- [Written request] Return the whole listing, keeping every character the same.

- [Supplied data]
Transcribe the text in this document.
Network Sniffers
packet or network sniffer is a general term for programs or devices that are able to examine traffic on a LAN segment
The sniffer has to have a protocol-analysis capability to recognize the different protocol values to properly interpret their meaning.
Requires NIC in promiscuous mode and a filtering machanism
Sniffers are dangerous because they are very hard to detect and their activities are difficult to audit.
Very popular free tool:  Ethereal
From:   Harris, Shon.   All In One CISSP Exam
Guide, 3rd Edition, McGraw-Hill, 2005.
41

- [Expected answer]
Transcribe the text in this document.
Network Sniffers
packet or network sniffer is a general term for programs or devices that are able to examine traffic on a LAN segment
The sniffer has to have a protocol-analysis capability to recognize the different protocol values to properly interpret their meaning.
Requires NIC in promiscuous mode and a filtering machanism
Sniffers are dangerous because they are very hard to detect and their activities are difficult to audit.
Very popular free tool:  Ethereal
From:   Harris, Shon.   All In One CISSP Exam
Guide, 3rd Edition, McGraw-Hill, 2005.
41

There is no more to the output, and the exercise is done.